> Фрагмент документа
Иван Толстой: Тут можно вспомнить Георгия Федотова, сказавшего о первом советском школьном учебнике истории после разгрома школы Покровского: это учебник, написанный для Пугачева Швабриным.
Борис Парамонов: Это очень остроумно, но не совсем точно. Во-первых, Сталин не был Пугачевым, как раз историю он хорошо знал (как и Гитлер). И потом, что касается Алексея Толстого, если брать его в этом контексте, то вот уж кто не Швабрин. Он даже и не Гринев, а покрупнее фигура. Скорей нужно вспомнить самого Пушкина – не как поэта, конечно, а как историка, писавшего историю Пугачева и работавшего над историей Петра. Я не провожу прямого сравнения двух русских писателей, а только указываю масштаб, в котором нужно рассматривать этот сюжет. Вы знаете, Иван Никитич, мне вспомнилось одно место из повести Тынянова «Малолетный Витушишников»: Булгарин говорит, сравнивая себя с Пушкиным: оба трудились, оба старались угодить начальству – и добавляет про себя: только одному повезло, а другому шиш. Опять же, не подумайте, что я сравниваю Алексея Толстого с Булгариным: «Петр Первый», да и всё, им написанное, - это не «Иван Выжигин».

> Задание 1
Проверьте, согласуются ли с фрагментом беседы об Алексее Толстом три утверждения: (a) Федотов назвал учебник истории написанным для Пугачева Швабриным; (b) по мнению Парамонова, Сталин плохо знал историю; (c) Парамонов прямо сравнивает Алексея Толстого с Булгариным. На каждое ответьте «да» или «нет» и приведите решающие слова фрагмента дословно.
> Задание 2
Какую повесть Тынянова вспоминает Парамонов во фрагменте беседы об Алексее Толстом?
> Задание 3
Подхватите фрагмент беседы об Алексее Толстом и продолжите его с того места, где он обрывается.

Записи набора данных
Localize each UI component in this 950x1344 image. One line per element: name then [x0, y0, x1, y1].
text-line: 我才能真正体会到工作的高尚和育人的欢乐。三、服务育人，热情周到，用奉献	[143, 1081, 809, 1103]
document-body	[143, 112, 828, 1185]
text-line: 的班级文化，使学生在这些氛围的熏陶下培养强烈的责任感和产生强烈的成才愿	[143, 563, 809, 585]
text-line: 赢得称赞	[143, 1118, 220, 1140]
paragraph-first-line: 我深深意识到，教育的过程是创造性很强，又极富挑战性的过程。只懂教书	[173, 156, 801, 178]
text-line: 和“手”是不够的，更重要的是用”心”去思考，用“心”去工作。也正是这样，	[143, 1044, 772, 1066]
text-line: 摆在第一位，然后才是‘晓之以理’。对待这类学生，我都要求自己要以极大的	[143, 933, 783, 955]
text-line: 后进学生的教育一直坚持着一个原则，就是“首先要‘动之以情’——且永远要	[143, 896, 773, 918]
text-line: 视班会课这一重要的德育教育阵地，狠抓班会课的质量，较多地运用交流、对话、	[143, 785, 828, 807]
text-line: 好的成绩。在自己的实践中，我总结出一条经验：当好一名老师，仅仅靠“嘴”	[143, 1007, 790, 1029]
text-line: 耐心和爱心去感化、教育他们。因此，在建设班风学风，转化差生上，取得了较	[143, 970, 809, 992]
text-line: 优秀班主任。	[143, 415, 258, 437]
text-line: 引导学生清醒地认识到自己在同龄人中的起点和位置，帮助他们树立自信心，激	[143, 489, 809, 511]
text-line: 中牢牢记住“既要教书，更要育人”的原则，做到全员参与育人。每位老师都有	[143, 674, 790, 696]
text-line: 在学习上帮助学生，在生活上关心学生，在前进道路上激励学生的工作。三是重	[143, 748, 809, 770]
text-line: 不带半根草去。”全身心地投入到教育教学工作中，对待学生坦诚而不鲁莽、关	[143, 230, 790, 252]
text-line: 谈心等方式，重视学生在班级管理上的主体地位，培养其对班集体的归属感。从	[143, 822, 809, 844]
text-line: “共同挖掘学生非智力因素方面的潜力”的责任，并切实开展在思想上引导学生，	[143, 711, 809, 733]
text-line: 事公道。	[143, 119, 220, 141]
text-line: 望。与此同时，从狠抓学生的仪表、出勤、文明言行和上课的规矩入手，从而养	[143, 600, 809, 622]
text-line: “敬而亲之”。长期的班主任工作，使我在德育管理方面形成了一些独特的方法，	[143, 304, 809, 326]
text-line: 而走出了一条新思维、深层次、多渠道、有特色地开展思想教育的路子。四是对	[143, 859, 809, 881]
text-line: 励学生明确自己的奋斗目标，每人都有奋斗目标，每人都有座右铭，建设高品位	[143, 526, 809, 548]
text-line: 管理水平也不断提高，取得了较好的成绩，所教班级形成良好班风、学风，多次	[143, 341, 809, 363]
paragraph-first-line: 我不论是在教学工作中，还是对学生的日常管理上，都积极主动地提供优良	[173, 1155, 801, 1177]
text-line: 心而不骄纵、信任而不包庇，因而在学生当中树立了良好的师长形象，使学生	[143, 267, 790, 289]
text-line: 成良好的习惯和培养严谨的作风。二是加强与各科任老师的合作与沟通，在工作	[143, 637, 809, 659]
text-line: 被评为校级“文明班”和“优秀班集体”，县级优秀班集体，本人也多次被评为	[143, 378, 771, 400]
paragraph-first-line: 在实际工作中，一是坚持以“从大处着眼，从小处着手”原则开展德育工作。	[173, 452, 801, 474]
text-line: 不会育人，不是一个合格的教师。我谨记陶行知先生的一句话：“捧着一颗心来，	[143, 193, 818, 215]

> Результат выполнения 1
(a) Да: «это учебник, написанный для Пугачева Швабриным».
(b) Нет: «как раз историю он хорошо знал».
(c) Нет: «не подумайте, что я сравниваю Алексея Толстого с Булгариным».

> Результат выполнения 2
«Малолетный Витушишников».

> Результат выполнения 3
Иван Толстой: Вы можете представить Алексея Николаевича Толстого оставшимся в эмиграции? Что из него получилось бы?
Борис Парамонов: На этот вопрос давно уже и лучше кого-либо ответила Марина Цветаева в одном эмигрантском журнале, когда Толстой уже возвратился в Россию, что вызвало большой шум в эмиграции и массу нелестных откликов и характеристик. Цитируем:
Родина не есть условность территории, а непреложность памяти и крови. Не быть в России, забыть Россию – может бояться лишь тот, кто Россию мыслит вне себя. В ком она внутри – тот потеряет ее лишь с жизнью.
Писателям типа Алексея Николаевича Толстого, то есть чистым бытовикам, необходимо – ежели писание им дороже всего – какими угодно средствами в России быть, чтобы воочию и воушию наблюдать частности спешащего бытового часа.